### Goal
Of the lines in this listing, how many contain the word "data"? Give the number and nothing else.

### Raw records

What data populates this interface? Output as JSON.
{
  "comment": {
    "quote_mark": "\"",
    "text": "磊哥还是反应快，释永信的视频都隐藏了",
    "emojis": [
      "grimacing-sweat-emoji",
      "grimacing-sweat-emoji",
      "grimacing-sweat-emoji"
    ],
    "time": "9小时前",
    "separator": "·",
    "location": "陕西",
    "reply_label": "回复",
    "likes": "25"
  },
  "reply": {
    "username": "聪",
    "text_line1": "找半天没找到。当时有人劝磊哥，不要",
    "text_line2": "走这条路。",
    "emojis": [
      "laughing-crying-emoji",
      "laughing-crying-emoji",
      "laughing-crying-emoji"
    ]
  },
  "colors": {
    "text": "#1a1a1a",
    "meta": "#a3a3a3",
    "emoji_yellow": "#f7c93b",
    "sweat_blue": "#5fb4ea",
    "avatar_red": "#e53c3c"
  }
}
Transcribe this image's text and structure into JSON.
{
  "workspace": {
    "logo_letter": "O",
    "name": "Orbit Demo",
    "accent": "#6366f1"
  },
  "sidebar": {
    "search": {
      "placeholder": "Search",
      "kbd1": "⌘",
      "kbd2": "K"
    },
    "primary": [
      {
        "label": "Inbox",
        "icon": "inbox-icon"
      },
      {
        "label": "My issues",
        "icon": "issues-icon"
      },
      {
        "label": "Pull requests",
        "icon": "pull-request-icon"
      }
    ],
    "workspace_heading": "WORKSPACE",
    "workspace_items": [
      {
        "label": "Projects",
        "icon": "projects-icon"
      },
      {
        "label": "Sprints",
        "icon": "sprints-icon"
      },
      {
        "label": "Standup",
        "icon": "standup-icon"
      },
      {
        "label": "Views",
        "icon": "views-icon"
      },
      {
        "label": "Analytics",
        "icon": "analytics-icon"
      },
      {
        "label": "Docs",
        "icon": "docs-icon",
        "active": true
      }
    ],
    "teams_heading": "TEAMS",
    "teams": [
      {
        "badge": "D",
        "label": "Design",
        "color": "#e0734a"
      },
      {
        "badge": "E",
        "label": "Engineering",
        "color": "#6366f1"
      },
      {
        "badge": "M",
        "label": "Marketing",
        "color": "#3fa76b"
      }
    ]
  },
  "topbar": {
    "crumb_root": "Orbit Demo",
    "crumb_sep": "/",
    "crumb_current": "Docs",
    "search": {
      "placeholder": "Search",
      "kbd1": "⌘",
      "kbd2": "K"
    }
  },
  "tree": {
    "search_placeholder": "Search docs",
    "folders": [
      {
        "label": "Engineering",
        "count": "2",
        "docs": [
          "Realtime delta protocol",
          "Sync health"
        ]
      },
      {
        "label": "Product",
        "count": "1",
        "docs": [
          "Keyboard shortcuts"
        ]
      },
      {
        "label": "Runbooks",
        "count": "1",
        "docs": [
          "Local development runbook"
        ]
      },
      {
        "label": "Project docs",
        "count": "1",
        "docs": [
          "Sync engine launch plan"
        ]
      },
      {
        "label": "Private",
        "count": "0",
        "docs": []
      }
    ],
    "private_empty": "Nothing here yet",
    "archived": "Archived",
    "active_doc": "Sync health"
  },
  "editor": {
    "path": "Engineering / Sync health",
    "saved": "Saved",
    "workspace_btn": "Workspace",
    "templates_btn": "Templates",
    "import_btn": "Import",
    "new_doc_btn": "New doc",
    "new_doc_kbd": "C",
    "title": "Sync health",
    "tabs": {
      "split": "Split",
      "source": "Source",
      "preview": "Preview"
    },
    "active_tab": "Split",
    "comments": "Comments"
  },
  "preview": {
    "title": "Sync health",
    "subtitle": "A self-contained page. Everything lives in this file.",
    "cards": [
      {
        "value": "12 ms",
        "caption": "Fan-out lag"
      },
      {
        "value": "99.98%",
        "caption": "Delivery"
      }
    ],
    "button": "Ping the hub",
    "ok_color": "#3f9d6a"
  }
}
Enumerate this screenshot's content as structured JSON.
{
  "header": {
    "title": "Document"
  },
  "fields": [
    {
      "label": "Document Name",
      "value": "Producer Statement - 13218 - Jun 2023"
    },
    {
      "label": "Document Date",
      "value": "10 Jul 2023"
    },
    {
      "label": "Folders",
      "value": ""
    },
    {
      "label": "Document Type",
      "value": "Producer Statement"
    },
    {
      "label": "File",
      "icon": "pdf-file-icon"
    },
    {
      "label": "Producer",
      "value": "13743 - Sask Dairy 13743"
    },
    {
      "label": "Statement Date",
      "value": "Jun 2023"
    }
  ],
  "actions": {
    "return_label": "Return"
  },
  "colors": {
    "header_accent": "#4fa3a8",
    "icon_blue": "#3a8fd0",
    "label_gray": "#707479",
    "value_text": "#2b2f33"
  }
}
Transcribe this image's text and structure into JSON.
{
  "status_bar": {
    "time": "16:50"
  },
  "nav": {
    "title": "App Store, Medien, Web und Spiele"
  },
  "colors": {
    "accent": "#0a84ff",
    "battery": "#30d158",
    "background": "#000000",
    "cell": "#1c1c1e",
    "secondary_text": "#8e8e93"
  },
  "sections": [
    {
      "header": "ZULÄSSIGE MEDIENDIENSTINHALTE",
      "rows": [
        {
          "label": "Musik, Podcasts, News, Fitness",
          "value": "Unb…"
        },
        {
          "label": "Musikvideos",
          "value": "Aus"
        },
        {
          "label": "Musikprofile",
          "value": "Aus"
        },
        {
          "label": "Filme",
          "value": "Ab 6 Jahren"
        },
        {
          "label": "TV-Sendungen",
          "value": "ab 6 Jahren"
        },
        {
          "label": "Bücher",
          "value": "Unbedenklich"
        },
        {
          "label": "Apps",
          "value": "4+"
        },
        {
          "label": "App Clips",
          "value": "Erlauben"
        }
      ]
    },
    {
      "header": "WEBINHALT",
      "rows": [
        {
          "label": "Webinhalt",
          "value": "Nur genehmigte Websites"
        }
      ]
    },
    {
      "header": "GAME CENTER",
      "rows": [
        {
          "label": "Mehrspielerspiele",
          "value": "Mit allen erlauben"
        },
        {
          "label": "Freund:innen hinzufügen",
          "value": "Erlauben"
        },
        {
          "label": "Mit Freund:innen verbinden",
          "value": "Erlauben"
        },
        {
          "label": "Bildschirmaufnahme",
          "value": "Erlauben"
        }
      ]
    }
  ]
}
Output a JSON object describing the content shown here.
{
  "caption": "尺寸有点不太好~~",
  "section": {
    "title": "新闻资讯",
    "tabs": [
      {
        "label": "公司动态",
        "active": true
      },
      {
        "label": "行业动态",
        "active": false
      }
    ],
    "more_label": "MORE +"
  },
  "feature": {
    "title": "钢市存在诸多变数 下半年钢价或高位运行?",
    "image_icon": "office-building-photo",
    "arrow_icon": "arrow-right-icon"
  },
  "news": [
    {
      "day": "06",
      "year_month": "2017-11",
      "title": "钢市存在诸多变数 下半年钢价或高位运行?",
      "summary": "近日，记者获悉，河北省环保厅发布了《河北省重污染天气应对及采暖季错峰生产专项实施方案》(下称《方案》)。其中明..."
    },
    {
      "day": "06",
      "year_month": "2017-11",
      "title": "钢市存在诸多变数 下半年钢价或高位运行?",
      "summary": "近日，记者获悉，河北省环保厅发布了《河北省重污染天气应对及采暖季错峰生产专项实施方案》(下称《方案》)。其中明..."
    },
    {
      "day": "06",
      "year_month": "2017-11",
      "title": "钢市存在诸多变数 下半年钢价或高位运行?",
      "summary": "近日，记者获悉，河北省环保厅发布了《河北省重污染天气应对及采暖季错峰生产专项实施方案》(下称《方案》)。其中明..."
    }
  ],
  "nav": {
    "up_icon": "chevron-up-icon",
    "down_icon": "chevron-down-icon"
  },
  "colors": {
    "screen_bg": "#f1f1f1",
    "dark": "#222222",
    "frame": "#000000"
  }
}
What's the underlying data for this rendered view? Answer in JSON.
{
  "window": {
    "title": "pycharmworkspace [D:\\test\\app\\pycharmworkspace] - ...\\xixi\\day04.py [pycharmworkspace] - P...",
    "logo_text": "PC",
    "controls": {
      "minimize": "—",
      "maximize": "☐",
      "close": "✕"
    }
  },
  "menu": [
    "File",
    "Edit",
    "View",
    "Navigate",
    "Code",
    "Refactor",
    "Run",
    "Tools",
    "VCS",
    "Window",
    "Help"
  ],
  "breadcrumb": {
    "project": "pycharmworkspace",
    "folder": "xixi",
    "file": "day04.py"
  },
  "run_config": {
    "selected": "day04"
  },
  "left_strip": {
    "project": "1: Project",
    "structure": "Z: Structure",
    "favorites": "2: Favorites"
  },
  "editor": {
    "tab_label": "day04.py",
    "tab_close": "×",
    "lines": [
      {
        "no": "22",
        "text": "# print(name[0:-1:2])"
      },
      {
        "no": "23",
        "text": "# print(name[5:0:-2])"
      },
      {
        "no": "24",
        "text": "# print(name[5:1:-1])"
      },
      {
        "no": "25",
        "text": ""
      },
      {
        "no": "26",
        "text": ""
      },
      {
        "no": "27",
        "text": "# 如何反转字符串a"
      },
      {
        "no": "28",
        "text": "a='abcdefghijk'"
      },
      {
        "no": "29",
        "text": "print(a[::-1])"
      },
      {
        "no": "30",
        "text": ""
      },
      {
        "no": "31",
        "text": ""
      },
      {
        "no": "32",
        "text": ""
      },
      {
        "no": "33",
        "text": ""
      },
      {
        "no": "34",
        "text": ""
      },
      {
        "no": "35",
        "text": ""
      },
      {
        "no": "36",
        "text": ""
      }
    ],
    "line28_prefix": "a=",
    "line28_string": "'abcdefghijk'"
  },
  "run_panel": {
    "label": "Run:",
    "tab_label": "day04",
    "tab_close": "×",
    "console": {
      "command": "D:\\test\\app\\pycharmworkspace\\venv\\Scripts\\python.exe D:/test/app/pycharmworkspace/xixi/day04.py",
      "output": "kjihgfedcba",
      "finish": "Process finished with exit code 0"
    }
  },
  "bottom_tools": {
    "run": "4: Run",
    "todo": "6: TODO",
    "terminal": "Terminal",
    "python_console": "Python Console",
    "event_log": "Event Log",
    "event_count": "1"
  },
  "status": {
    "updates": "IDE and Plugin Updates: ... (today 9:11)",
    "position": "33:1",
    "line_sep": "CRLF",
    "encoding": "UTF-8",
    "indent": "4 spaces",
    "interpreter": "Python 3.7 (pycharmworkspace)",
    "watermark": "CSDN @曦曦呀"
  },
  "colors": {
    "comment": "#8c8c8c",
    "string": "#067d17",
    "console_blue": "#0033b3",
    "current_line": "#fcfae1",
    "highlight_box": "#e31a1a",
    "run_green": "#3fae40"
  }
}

### The answer
2